DIRECTIONS
Where "systems" occurs in a line of the entries below, copy that line.

Transcription dataset entries
+-------+

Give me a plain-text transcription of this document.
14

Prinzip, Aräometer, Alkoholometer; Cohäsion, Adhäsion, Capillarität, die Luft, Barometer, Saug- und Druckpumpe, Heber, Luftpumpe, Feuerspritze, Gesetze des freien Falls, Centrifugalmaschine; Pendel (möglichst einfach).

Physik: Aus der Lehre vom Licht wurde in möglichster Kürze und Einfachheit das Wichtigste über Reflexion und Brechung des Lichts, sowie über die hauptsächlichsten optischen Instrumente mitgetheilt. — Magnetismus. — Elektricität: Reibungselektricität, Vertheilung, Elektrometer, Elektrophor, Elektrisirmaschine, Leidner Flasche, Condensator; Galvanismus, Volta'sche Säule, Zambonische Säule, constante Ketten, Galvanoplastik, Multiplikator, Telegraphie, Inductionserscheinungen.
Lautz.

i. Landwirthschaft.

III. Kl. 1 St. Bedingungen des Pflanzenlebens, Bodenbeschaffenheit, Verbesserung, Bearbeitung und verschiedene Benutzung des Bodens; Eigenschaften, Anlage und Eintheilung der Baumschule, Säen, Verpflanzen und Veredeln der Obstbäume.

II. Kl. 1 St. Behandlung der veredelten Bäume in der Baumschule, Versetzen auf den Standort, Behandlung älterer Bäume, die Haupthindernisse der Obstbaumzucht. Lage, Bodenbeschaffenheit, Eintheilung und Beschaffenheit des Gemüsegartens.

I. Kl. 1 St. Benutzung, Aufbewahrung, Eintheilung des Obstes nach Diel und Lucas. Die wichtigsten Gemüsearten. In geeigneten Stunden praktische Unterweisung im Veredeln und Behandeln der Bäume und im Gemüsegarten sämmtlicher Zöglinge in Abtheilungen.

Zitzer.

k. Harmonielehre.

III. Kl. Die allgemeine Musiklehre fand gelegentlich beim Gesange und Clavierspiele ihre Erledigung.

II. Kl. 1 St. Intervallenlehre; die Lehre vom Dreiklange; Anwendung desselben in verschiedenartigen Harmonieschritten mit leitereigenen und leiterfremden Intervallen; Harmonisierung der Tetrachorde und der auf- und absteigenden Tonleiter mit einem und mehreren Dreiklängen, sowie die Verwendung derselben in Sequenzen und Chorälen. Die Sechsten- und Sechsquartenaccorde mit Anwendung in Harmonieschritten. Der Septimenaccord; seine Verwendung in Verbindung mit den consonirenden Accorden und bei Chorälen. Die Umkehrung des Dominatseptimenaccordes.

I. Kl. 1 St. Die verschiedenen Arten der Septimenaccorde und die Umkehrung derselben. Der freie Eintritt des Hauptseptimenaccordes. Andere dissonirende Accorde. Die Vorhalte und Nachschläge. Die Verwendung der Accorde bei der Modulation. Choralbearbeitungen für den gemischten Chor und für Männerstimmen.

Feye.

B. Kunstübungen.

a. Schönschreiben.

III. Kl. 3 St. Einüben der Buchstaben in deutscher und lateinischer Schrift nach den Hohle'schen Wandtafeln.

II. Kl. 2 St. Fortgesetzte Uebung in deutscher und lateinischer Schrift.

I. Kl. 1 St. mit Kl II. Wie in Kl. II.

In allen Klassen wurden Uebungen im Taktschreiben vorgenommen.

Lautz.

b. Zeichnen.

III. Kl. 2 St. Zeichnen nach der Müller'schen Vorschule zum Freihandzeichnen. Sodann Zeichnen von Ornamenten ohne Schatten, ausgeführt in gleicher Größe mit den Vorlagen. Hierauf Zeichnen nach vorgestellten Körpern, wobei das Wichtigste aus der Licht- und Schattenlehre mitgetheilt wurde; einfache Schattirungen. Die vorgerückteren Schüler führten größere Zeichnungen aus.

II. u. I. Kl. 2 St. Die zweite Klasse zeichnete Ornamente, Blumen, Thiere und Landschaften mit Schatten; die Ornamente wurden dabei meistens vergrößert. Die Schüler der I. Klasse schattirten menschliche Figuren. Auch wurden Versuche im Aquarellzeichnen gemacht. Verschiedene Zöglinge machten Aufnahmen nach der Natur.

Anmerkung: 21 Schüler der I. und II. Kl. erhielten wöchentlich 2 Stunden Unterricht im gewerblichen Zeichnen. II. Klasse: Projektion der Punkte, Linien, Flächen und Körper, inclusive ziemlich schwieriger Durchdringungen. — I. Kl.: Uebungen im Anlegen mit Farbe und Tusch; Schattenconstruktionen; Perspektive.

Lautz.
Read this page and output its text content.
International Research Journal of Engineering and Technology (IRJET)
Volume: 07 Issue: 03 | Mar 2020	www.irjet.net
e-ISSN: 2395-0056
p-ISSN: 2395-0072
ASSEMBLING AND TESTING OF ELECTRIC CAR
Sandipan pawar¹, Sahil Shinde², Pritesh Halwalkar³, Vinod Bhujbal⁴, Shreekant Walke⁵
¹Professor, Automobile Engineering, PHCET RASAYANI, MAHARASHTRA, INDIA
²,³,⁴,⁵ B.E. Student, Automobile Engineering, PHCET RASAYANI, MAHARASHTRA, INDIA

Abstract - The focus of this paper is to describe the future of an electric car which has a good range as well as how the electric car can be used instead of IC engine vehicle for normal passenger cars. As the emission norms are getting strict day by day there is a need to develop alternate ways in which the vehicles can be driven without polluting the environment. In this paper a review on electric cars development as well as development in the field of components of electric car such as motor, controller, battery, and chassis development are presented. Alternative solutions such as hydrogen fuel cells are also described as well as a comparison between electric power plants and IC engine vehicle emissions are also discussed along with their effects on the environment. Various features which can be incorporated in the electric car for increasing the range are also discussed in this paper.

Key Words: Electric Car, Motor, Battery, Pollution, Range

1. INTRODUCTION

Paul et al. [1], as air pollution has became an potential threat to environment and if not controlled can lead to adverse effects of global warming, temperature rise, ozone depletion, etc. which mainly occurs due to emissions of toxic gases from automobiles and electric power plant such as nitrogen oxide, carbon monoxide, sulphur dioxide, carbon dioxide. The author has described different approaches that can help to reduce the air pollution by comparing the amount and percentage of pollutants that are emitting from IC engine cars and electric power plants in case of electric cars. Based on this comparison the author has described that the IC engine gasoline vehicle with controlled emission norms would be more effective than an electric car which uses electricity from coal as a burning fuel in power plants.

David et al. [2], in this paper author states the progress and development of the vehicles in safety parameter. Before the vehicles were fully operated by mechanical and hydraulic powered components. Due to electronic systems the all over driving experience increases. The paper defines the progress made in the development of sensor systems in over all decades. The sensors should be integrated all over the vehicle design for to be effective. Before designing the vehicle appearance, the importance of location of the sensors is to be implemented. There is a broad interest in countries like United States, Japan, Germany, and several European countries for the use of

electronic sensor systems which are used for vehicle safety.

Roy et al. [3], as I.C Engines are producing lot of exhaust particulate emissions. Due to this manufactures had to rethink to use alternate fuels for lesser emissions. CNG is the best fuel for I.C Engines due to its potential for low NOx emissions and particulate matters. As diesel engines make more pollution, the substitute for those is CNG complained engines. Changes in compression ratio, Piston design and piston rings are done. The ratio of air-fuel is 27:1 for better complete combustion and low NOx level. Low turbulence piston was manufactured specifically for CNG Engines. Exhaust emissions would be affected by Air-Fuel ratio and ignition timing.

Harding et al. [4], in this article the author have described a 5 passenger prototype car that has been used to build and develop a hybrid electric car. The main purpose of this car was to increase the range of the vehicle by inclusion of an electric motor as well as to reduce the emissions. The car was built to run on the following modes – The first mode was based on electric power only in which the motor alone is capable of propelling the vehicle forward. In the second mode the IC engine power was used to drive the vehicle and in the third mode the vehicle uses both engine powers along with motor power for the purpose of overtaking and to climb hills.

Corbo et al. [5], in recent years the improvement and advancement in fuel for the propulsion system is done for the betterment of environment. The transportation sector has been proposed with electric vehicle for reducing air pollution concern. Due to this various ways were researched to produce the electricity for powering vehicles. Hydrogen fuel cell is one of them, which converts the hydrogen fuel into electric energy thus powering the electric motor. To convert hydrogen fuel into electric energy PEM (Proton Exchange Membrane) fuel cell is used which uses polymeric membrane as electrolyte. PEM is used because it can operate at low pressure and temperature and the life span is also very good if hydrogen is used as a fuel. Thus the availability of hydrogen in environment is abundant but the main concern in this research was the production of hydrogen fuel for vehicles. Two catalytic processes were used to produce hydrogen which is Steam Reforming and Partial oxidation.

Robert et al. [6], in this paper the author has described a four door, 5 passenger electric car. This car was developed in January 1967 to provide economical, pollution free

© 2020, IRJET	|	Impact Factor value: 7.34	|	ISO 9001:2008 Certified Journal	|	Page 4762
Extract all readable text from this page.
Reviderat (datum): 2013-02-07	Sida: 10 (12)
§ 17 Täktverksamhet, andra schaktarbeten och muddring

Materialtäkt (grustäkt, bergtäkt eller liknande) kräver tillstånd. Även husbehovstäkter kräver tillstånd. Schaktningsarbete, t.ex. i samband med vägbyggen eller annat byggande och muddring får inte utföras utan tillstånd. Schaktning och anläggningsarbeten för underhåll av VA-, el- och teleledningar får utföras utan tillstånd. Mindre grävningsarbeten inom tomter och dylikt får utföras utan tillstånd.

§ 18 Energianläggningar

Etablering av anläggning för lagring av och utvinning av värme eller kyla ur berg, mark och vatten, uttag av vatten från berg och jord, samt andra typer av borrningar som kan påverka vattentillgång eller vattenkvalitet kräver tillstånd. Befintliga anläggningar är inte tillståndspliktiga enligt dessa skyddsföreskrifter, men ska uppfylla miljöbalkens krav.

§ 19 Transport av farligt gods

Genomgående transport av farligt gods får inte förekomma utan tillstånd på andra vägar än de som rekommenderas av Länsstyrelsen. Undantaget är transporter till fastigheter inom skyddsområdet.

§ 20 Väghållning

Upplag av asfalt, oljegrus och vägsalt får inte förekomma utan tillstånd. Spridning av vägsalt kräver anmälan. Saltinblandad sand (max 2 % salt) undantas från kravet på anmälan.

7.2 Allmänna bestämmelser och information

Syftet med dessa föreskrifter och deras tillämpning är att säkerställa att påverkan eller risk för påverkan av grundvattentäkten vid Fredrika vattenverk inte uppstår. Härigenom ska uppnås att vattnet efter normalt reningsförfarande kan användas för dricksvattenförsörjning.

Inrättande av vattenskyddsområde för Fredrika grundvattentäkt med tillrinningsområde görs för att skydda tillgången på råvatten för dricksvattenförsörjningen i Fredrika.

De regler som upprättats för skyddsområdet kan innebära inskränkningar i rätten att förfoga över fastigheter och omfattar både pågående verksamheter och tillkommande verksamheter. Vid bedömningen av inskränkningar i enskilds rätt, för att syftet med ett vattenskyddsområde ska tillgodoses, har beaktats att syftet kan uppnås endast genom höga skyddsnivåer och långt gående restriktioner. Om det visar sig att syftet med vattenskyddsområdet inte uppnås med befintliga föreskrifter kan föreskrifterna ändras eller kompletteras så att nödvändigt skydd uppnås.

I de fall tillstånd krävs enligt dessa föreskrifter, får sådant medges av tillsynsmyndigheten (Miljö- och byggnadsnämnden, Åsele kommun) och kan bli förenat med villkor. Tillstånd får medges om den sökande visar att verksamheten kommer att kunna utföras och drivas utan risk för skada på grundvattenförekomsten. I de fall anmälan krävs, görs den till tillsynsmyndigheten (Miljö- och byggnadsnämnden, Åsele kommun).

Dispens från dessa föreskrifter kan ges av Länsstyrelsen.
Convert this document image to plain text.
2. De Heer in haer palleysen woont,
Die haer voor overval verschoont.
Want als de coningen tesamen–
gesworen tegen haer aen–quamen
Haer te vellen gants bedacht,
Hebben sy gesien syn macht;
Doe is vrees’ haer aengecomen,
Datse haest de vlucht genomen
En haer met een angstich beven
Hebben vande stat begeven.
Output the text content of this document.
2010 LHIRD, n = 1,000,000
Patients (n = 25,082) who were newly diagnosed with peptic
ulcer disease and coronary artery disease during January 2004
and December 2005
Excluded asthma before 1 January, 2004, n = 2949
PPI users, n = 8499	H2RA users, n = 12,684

+-------+

RESULT
David et al. [2], in this paper author states the progress and development of the vehicles in safety parameter. Before the vehicles were fully operated by mechanical and hydraulic powered components. Due to electronic systems the all over driving experience increases. The paper defines the progress made in the development of sensor systems in over all decades. The sensors should be integrated all over the vehicle design for to be effective. Before designing the vehicle appearance, the importance of location of the sensors is to be implemented. There is a broad interest in countries like United States, Japan, Germany, and several European countries for the use of
electronic sensor systems which are used for vehicle safety.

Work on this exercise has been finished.